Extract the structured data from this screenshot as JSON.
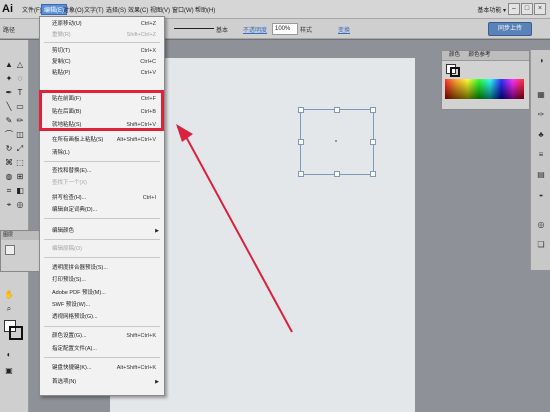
{
  "app": {
    "logo": "Ai",
    "workspace": "基本功能 ▾"
  },
  "menubar": [
    "文件(F)",
    "编辑(E)",
    "对象(O)",
    "文字(T)",
    "选择(S)",
    "效果(C)",
    "视图(V)",
    "窗口(W)",
    "帮助(H)"
  ],
  "control_bar": {
    "left_label": "路径",
    "stroke_profile": "基本",
    "opacity_label": "不透明度",
    "opacity_value": "100%",
    "style_label": "样式",
    "transform_label": "变换",
    "sync_label": "同步上传"
  },
  "color_panel": {
    "tab1": "颜色",
    "tab2": "颜色参考"
  },
  "layers_panel": {
    "tab": "图层"
  },
  "edit_menu": [
    {
      "label": "还原移动(U)",
      "shortcut": "Ctrl+Z",
      "disabled": false
    },
    {
      "label": "重做(R)",
      "shortcut": "Shift+Ctrl+Z",
      "disabled": true
    },
    {
      "label": "剪切(T)",
      "shortcut": "Ctrl+X",
      "disabled": false
    },
    {
      "label": "复制(C)",
      "shortcut": "Ctrl+C",
      "disabled": false
    },
    {
      "label": "粘贴(P)",
      "shortcut": "Ctrl+V",
      "disabled": false
    },
    {
      "label": "贴在前面(F)",
      "shortcut": "Ctrl+F",
      "disabled": false
    },
    {
      "label": "贴在后面(B)",
      "shortcut": "Ctrl+B",
      "disabled": false
    },
    {
      "label": "就地粘贴(S)",
      "shortcut": "Shift+Ctrl+V",
      "disabled": false
    },
    {
      "label": "在所有画板上粘贴(S)",
      "shortcut": "Alt+Shift+Ctrl+V",
      "disabled": false
    },
    {
      "label": "清除(L)",
      "shortcut": "",
      "disabled": false
    },
    {
      "label": "查找和替换(E)...",
      "shortcut": "",
      "disabled": false
    },
    {
      "label": "查找下一个(X)",
      "shortcut": "",
      "disabled": true
    },
    {
      "label": "拼写检查(H)...",
      "shortcut": "Ctrl+I",
      "disabled": false
    },
    {
      "label": "编辑自定词典(D)...",
      "shortcut": "",
      "disabled": false
    },
    {
      "label": "编辑颜色",
      "shortcut": "",
      "disabled": false,
      "submenu": true
    },
    {
      "label": "编辑原稿(O)",
      "shortcut": "",
      "disabled": true
    },
    {
      "label": "透明度拼合器预设(S)...",
      "shortcut": "",
      "disabled": false
    },
    {
      "label": "打印预设(S)...",
      "shortcut": "",
      "disabled": false
    },
    {
      "label": "Adobe PDF 预设(M)...",
      "shortcut": "",
      "disabled": false
    },
    {
      "label": "SWF 预设(W)...",
      "shortcut": "",
      "disabled": false
    },
    {
      "label": "透视网格预设(G)...",
      "shortcut": "",
      "disabled": false
    },
    {
      "label": "颜色设置(G)...",
      "shortcut": "Shift+Ctrl+K",
      "disabled": false
    },
    {
      "label": "指定配置文件(A)...",
      "shortcut": "",
      "disabled": false
    },
    {
      "label": "键盘快捷键(K)...",
      "shortcut": "Alt+Shift+Ctrl+K",
      "disabled": false
    },
    {
      "label": "首选项(N)",
      "shortcut": "",
      "disabled": false,
      "submenu": true
    }
  ],
  "colors": {
    "highlight": "#e0213a",
    "arrow": "#d9223f",
    "selection": "#7e9ab9"
  },
  "icons": {
    "close": "close-icon",
    "minimize": "minimize-icon",
    "maximize": "maximize-icon"
  }
}
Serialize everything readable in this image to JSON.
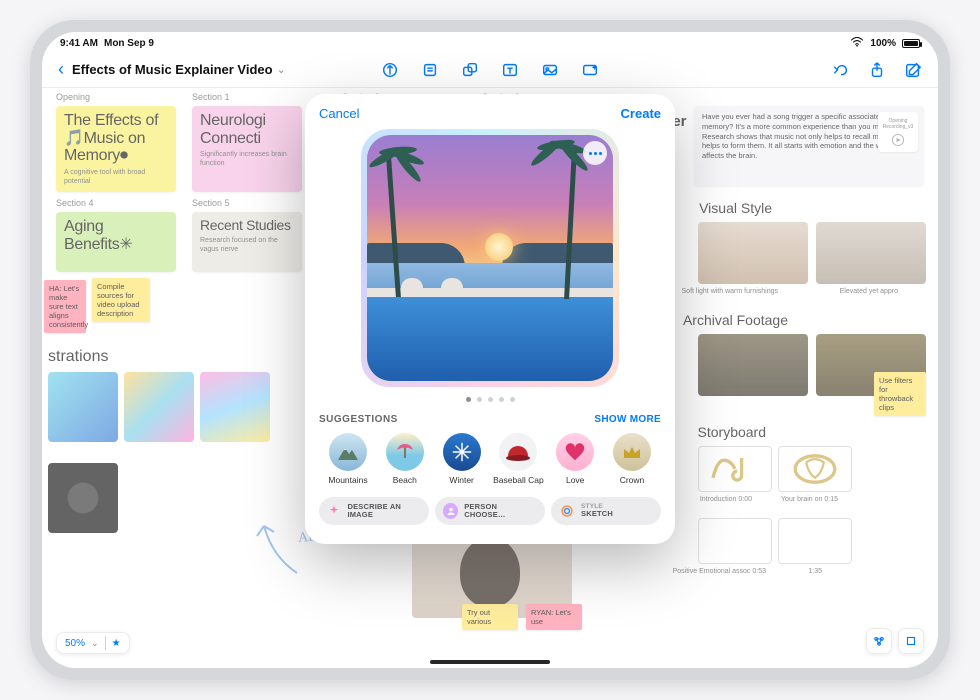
• • • • •
### Task prompt
All of the data above should be transcribed verbatim, with pictures omitted.

### Exercise result
Extract the structured data from this screenshot as JSON.
{
  "app": {
    "logo": "Ai",
    "workspace": "基本功能 ▾"
  },
  "menubar": [
    "文件(F)",
    "编辑(E)",
    "对象(O)",
    "文字(T)",
    "选择(S)",
    "效果(C)",
    "视图(V)",
    "窗口(W)",
    "帮助(H)"
  ],
  "control_bar": {
    "left_label": "路径",
    "stroke_profile": "基本",
    "opacity_label": "不透明度",
    "opacity_value": "100%",
    "style_label": "样式",
    "transform_label": "变换",
    "sync_label": "同步上传"
  },
  "color_panel": {
    "tab1": "颜色",
    "tab2": "颜色参考"
  },
  "layers_panel": {
    "tab": "图层"
  },
  "edit_menu": [
    {
      "label": "还原移动(U)",
      "shortcut": "Ctrl+Z",
      "disabled": false
    },
    {
      "label": "重做(R)",
      "shortcut": "Shift+Ctrl+Z",
      "disabled": true
    },
    {
      "label": "剪切(T)",
      "shortcut": "Ctrl+X",
      "disabled": false
    },
    {
      "label": "复制(C)",
      "shortcut": "Ctrl+C",
      "disabled": false
    },
    {
      "label": "粘贴(P)",
      "shortcut": "Ctrl+V",
      "disabled": false
    },
    {
      "label": "贴在前面(F)",
      "shortcut": "Ctrl+F",
      "disabled": false
    },
    {
      "label": "贴在后面(B)",
      "shortcut": "Ctrl+B",
      "disabled": false
    },
    {
      "label": "就地粘贴(S)",
      "shortcut": "Shift+Ctrl+V",
      "disabled": false
    },
    {
      "label": "在所有画板上粘贴(S)",
      "shortcut": "Alt+Shift+Ctrl+V",
      "disabled": false
    },
    {
      "label": "清除(L)",
      "shortcut": "",
      "disabled": false
    },
    {
      "label": "查找和替换(E)...",
      "shortcut": "",
      "disabled": false
    },
    {
      "label": "查找下一个(X)",
      "shortcut": "",
      "disabled": true
    },
    {
      "label": "拼写检查(H)...",
      "shortcut": "Ctrl+I",
      "disabled": false
    },
    {
      "label": "编辑自定词典(D)...",
      "shortcut": "",
      "disabled": false
    },
    {
      "label": "编辑颜色",
      "shortcut": "",
      "disabled": false,
      "submenu": true
    },
    {
      "label": "编辑原稿(O)",
      "shortcut": "",
      "disabled": true
    },
    {
      "label": "透明度拼合器预设(S)...",
      "shortcut": "",
      "disabled": false
    },
    {
      "label": "打印预设(S)...",
      "shortcut": "",
      "disabled": false
    },
    {
      "label": "Adobe PDF 预设(M)...",
      "shortcut": "",
      "disabled": false
    },
    {
      "label": "SWF 预设(W)...",
      "shortcut": "",
      "disabled": false
    },
    {
      "label": "透视网格预设(G)...",
      "shortcut": "",
      "disabled": false
    },
    {
      "label": "颜色设置(G)...",
      "shortcut": "Shift+Ctrl+K",
      "disabled": false
    },
    {
      "label": "指定配置文件(A)...",
      "shortcut": "",
      "disabled": false
    },
    {
      "label": "键盘快捷键(K)...",
      "shortcut": "Alt+Shift+Ctrl+K",
      "disabled": false
    },
    {
      "label": "首选项(N)",
      "shortcut": "",
      "disabled": false,
      "submenu": true
    }
  ],
  "colors": {
    "highlight": "#e0213a",
    "arrow": "#d9223f",
    "selection": "#7e9ab9"
  },
  "icons": {
    "close": "close-icon",
    "minimize": "minimize-icon",
    "maximize": "maximize-icon"
  }
}
Serialize everything readable in this image to JSON.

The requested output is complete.